**Exercise goal**
What's needed is an exact copy of the lines from the one that contains "Output the text content of this document." to the end of the data below, leaving the pictures out.

**Record excerpts**

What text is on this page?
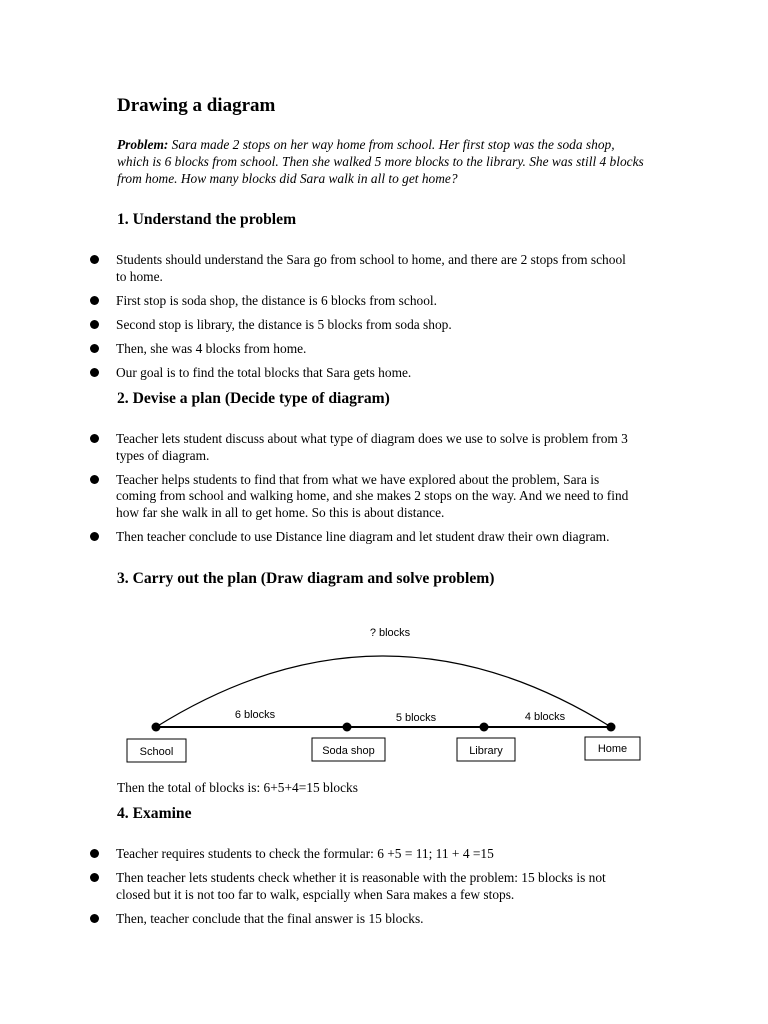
Drawing a diagram

Problem: Sara made 2 stops on her way home from school. Her first stop was the soda shop, which is 6 blocks from school. Then she walked 5 more blocks to the library. She was still 4 blocks from home. How many blocks did Sara walk in all to get home?

1. Understand the problem
Students should understand the Sara go from school to home, and there are 2 stops from school to home.
First stop is soda shop, the distance is 6 blocks from school.
Second stop is library, the distance is 5 blocks from soda shop.
Then, she was 4 blocks from home.
Our goal is to find the total blocks that Sara gets home.
2. Devise a plan (Decide type of diagram)
Teacher lets student discuss about what type of diagram does we use to solve is problem from 3 types of diagram.
Teacher helps students to find that from what we have explored about the problem, Sara is coming from school and walking home, and she makes 2 stops on the way. And we need to find how far she walk in all to get home. So this is about distance.
Then teacher conclude to use Distance line diagram and let student draw their own diagram.
3. Carry out the plan (Draw diagram and solve problem)
? blocks
6 blocks	5 blocks	4 blocks
School	Soda shop	Library	Home

Then the total of blocks is: 6+5+4=15 blocks

4. Examine
Teacher requires students to check the formular: 6 +5 = 11; 11 + 4 =15
Then teacher lets students check whether it is reasonable with the problem: 15 blocks is not closed but it is not too far to walk, espcially when Sara makes a few stops.
Then, teacher conclude that the final answer is 15 blocks.
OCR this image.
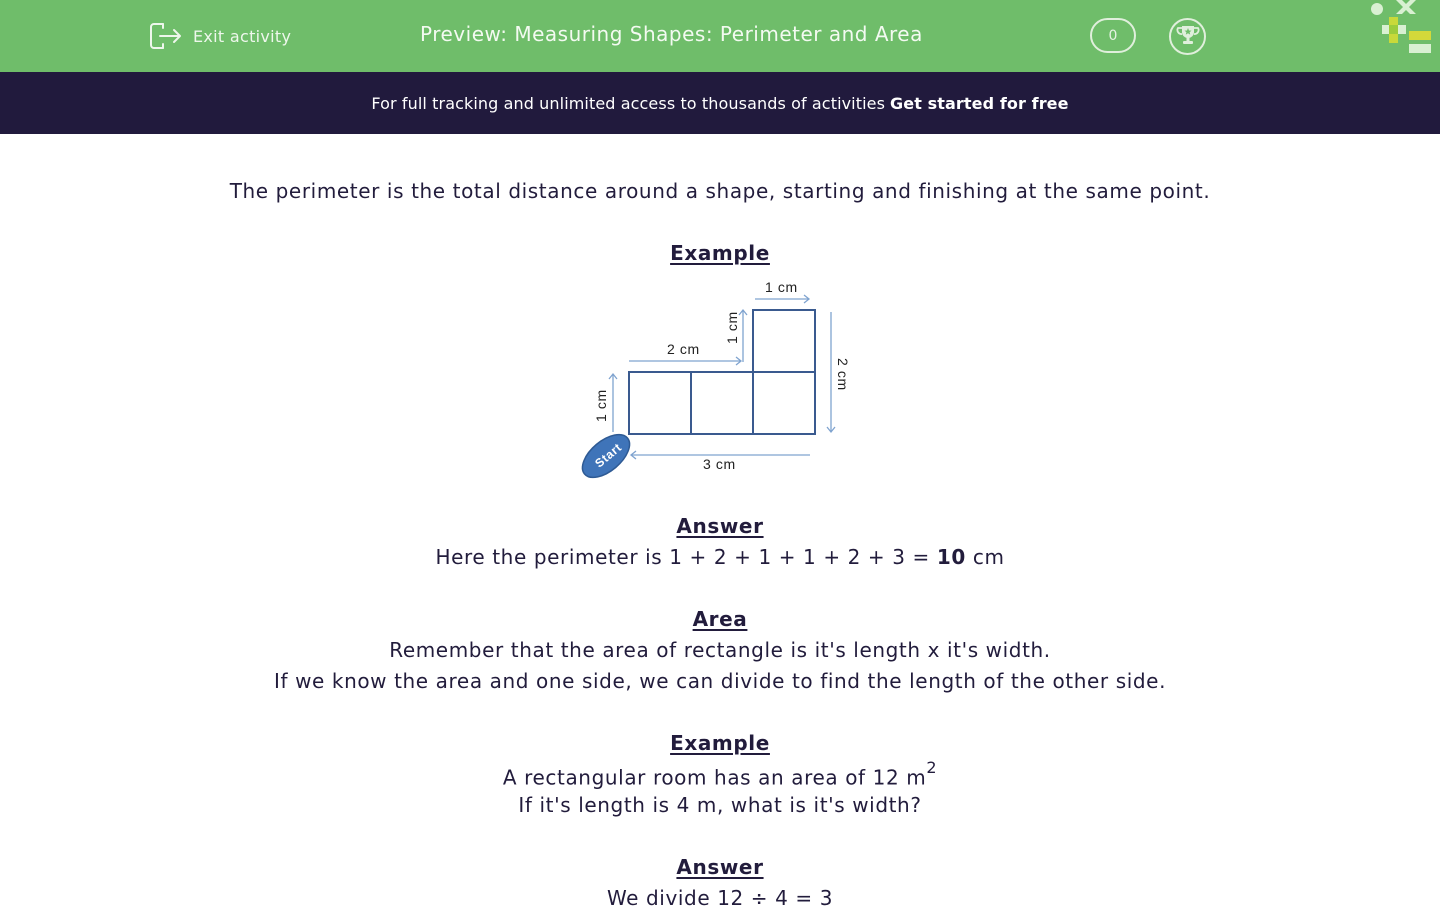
Exit activity	Preview: Measuring Shapes: Perimeter and Area	0
For full tracking and unlimited access to thousands of activities Get started for free
The perimeter is the total distance around a shape, starting and finishing at the same point.
Example
1 cm
2 cm
3 cm
1 cm
1 cm
2 cm
Start
Answer
Here the perimeter is 1 + 2 + 1 + 1 + 2 + 3 = 10 cm
Area
Remember that the area of rectangle is it's length x it's width.
If we know the area and one side, we can divide to find the length of the other side.
Example
A rectangular room has an area of 12 $m^2$
If it's length is 4 m, what is it's width?
Answer
We divide 12 ÷ 4 = 3
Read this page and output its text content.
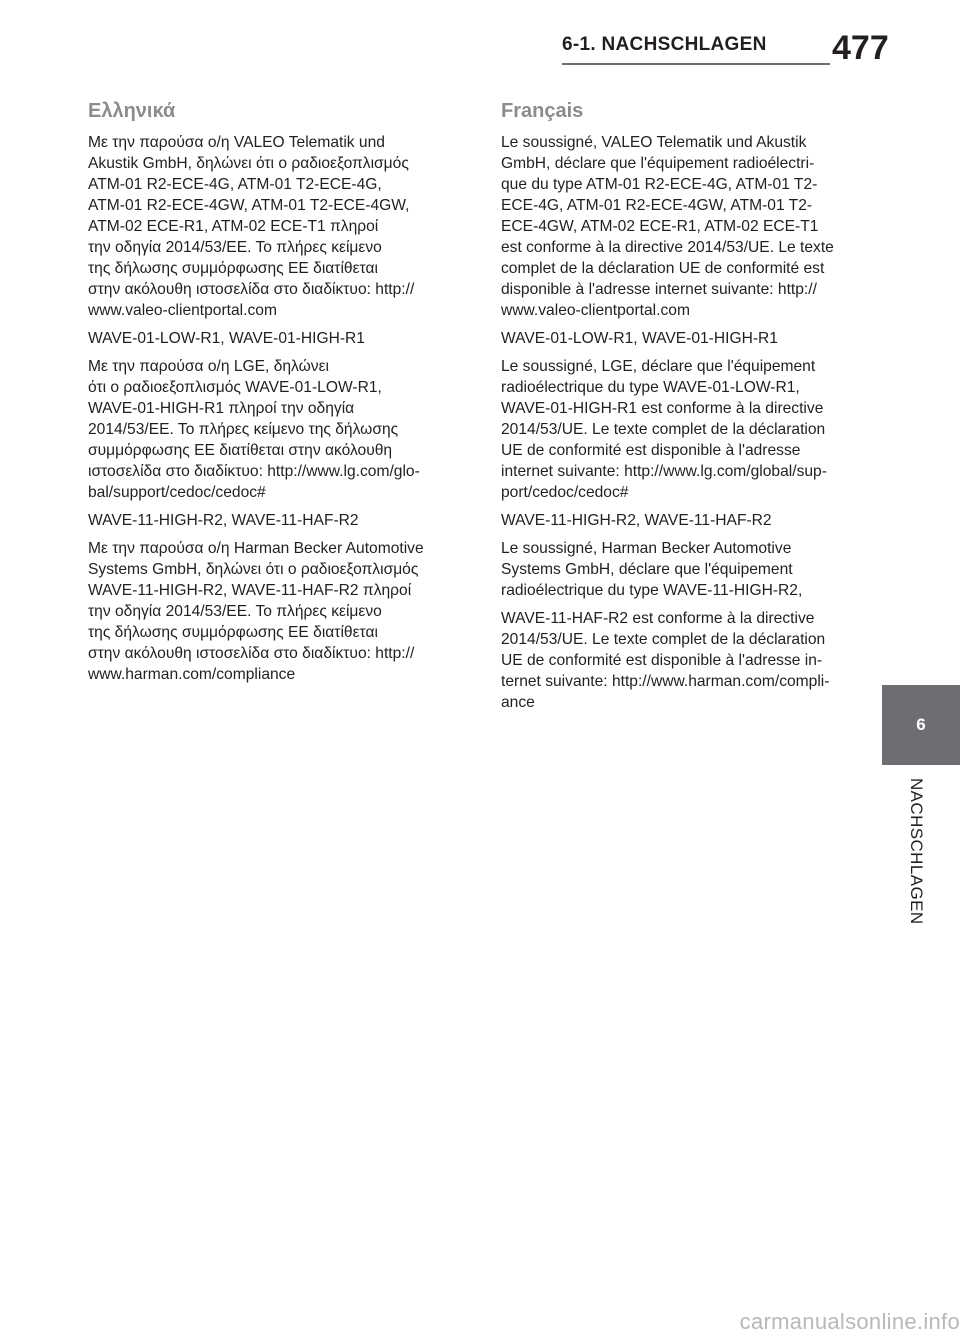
6-1. NACHSCHLAGEN	477
Ελληνικά

Με την παρούσα ο/η VALEO Telematik und
Akustik GmbH, δηλώνει ότι ο ραδιοεξοπλισμός
ATM-01 R2-ECE-4G, ATM-01 T2-ECE-4G,
ATM-01 R2-ECE-4GW, ATM-01 T2-ECE-4GW,
ATM-02 ECE-R1, ATM-02 ECE-T1 πληροί
την οδηγία 2014/53/ΕΕ. Το πλήρες κείμενο
της δήλωσης συμμόρφωσης ΕΕ διατίθεται
στην ακόλουθη ιστοσελίδα στο διαδίκτυο: http://
www.valeo-clientportal.com

WAVE-01-LOW-R1, WAVE-01-HIGH-R1

Με την παρούσα ο/η LGE, δηλώνει
ότι ο ραδιοεξοπλισμός WAVE-01-LOW-R1,
WAVE-01-HIGH-R1 πληροί την οδηγία
2014/53/ΕΕ. Το πλήρες κείμενο της δήλωσης
συμμόρφωσης ΕΕ διατίθεται στην ακόλουθη
ιστοσελίδα στο διαδίκτυο: http://www.lg.com/glo-
bal/support/cedoc/cedoc#

WAVE-11-HIGH-R2, WAVE-11-HAF-R2

Με την παρούσα ο/η Harman Becker Automotive
Systems GmbH, δηλώνει ότι ο ραδιοεξοπλισμός
WAVE-11-HIGH-R2, WAVE-11-HAF-R2 πληροί
την οδηγία 2014/53/ΕΕ. Το πλήρες κείμενο
της δήλωσης συμμόρφωσης ΕΕ διατίθεται
στην ακόλουθη ιστοσελίδα στο διαδίκτυο: http://
www.harman.com/compliance

Français

Le soussigné, VALEO Telematik und Akustik
GmbH, déclare que l'équipement radioélectri-
que du type ATM-01 R2-ECE-4G, ATM-01 T2-
ECE-4G, ATM-01 R2-ECE-4GW, ATM-01 T2-
ECE-4GW, ATM-02 ECE-R1, ATM-02 ECE-T1
est conforme à la directive 2014/53/UE. Le texte
complet de la déclaration UE de conformité est
disponible à l'adresse internet suivante: http://
www.valeo-clientportal.com

WAVE-01-LOW-R1, WAVE-01-HIGH-R1

Le soussigné, LGE, déclare que l'équipement
radioélectrique du type WAVE-01-LOW-R1,
WAVE-01-HIGH-R1 est conforme à la directive
2014/53/UE. Le texte complet de la déclaration
UE de conformité est disponible à l'adresse
internet suivante: http://www.lg.com/global/sup-
port/cedoc/cedoc#

WAVE-11-HIGH-R2, WAVE-11-HAF-R2

Le soussigné, Harman Becker Automotive
Systems GmbH, déclare que l'équipement
radioélectrique du type WAVE-11-HIGH-R2,

WAVE-11-HAF-R2 est conforme à la directive
2014/53/UE. Le texte complet de la déclaration
UE de conformité est disponible à l'adresse in-
ternet suivante: http://www.harman.com/compli-
ance

6
NACHSCHLAGEN
carmanualsonline.info
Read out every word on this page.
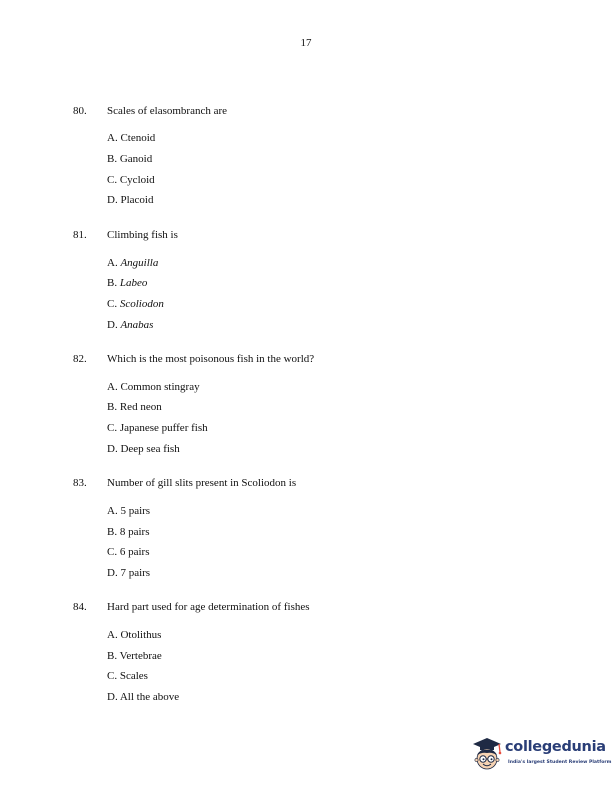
17
80.	Scales of elasombranch are
A. Ctenoid
B. Ganoid
C. Cycloid
D. Placoid
81.	Climbing fish is
A. Anguilla
B. Labeo
C. Scoliodon
D. Anabas
82.	Which is the most poisonous fish in the world?
A. Common stingray
B. Red neon
C. Japanese puffer fish
D. Deep sea fish
83.	Number of gill slits present in Scoliodon is
A. 5 pairs
B. 8 pairs
C. 6 pairs
D. 7 pairs
84.	Hard part used for age determination of fishes
A. Otolithus
B. Vertebrae
C. Scales
D. All the above
collegedunia
India's largest Student Review Platform
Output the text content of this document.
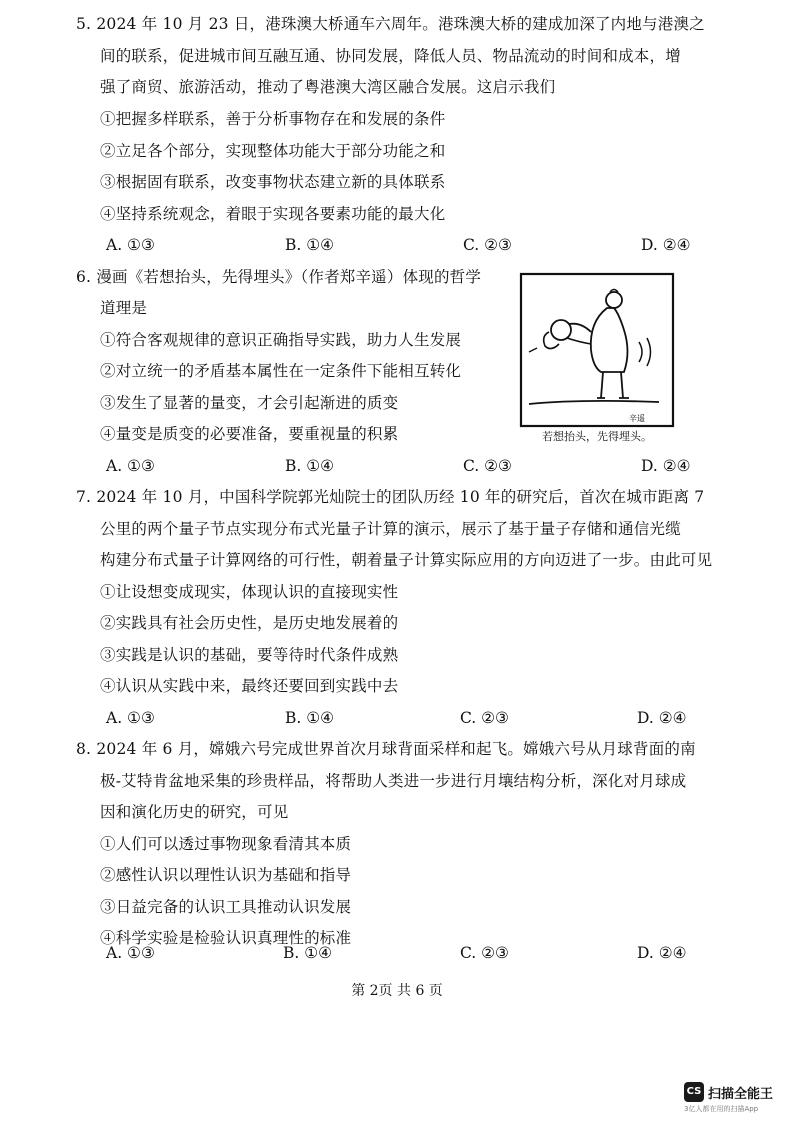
5. 2024 年 10 月 23 日，港珠澳大桥通车六周年。港珠澳大桥的建成加深了内地与港澳之
间的联系，促进城市间互融互通、协同发展，降低人员、物品流动的时间和成本，增
强了商贸、旅游活动，推动了粤港澳大湾区融合发展。这启示我们
①把握多样联系，善于分析事物存在和发展的条件
②立足各个部分，实现整体功能大于部分功能之和
③根据固有联系，改变事物状态建立新的具体联系
④坚持系统观念，着眼于实现各要素功能的最大化
A. ①③	B. ①④	C. ②③	D. ②④
6. 漫画《若想抬头，先得埋头》（作者郑辛遥）体现的哲学
道理是
①符合客观规律的意识正确指导实践，助力人生发展
②对立统一的矛盾基本属性在一定条件下能相互转化
③发生了显著的量变，才会引起渐进的质变
④量变是质变的必要准备，要重视量的积累
A. ①③	B. ①④	C. ②③	D. ②④
辛遥
若想抬头，先得埋头。
7. 2024 年 10 月，中国科学院郭光灿院士的团队历经 10 年的研究后，首次在城市距离 7
公里的两个量子节点实现分布式光量子计算的演示，展示了基于量子存储和通信光缆
构建分布式量子计算网络的可行性，朝着量子计算实际应用的方向迈进了一步。由此可见
①让设想变成现实，体现认识的直接现实性
②实践具有社会历史性，是历史地发展着的
③实践是认识的基础，要等待时代条件成熟
④认识从实践中来，最终还要回到实践中去
A. ①③	B. ①④	C. ②③	D. ②④
8. 2024 年 6 月，嫦娥六号完成世界首次月球背面采样和起飞。嫦娥六号从月球背面的南
极-艾特肯盆地采集的珍贵样品，将帮助人类进一步进行月壤结构分析，深化对月球成
因和演化历史的研究，可见
①人们可以透过事物现象看清其本质
②感性认识以理性认识为基础和指导
③日益完备的认识工具推动认识发展
④科学实验是检验认识真理性的标准
A. ①③	B. ①④	C. ②③	D. ②④
第 2页 共 6 页
CS 扫描全能王
3亿人都在用的扫描App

**Task solution**
Output the text content of this document.
5. 2024 年 10 月 23 日，港珠澳大桥通车六周年。港珠澳大桥的建成加深了内地与港澳之
间的联系，促进城市间互融互通、协同发展，降低人员、物品流动的时间和成本，增
强了商贸、旅游活动，推动了粤港澳大湾区融合发展。这启示我们
①把握多样联系，善于分析事物存在和发展的条件
②立足各个部分，实现整体功能大于部分功能之和
③根据固有联系，改变事物状态建立新的具体联系
④坚持系统观念，着眼于实现各要素功能的最大化
A. ①③	B. ①④	C. ②③	D. ②④
6. 漫画《若想抬头，先得埋头》（作者郑辛遥）体现的哲学
道理是
①符合客观规律的意识正确指导实践，助力人生发展
②对立统一的矛盾基本属性在一定条件下能相互转化
③发生了显著的量变，才会引起渐进的质变
④量变是质变的必要准备，要重视量的积累
A. ①③	B. ①④	C. ②③	D. ②④
辛遥
若想抬头，先得埋头。
7. 2024 年 10 月，中国科学院郭光灿院士的团队历经 10 年的研究后，首次在城市距离 7
公里的两个量子节点实现分布式光量子计算的演示，展示了基于量子存储和通信光缆
构建分布式量子计算网络的可行性，朝着量子计算实际应用的方向迈进了一步。由此可见
①让设想变成现实，体现认识的直接现实性
②实践具有社会历史性，是历史地发展着的
③实践是认识的基础，要等待时代条件成熟
④认识从实践中来，最终还要回到实践中去
A. ①③	B. ①④	C. ②③	D. ②④
8. 2024 年 6 月，嫦娥六号完成世界首次月球背面采样和起飞。嫦娥六号从月球背面的南
极-艾特肯盆地采集的珍贵样品，将帮助人类进一步进行月壤结构分析，深化对月球成
因和演化历史的研究，可见
①人们可以透过事物现象看清其本质
②感性认识以理性认识为基础和指导
③日益完备的认识工具推动认识发展
④科学实验是检验认识真理性的标准
A. ①③	B. ①④	C. ②③	D. ②④
第 2页 共 6 页
CS 扫描全能王
3亿人都在用的扫描App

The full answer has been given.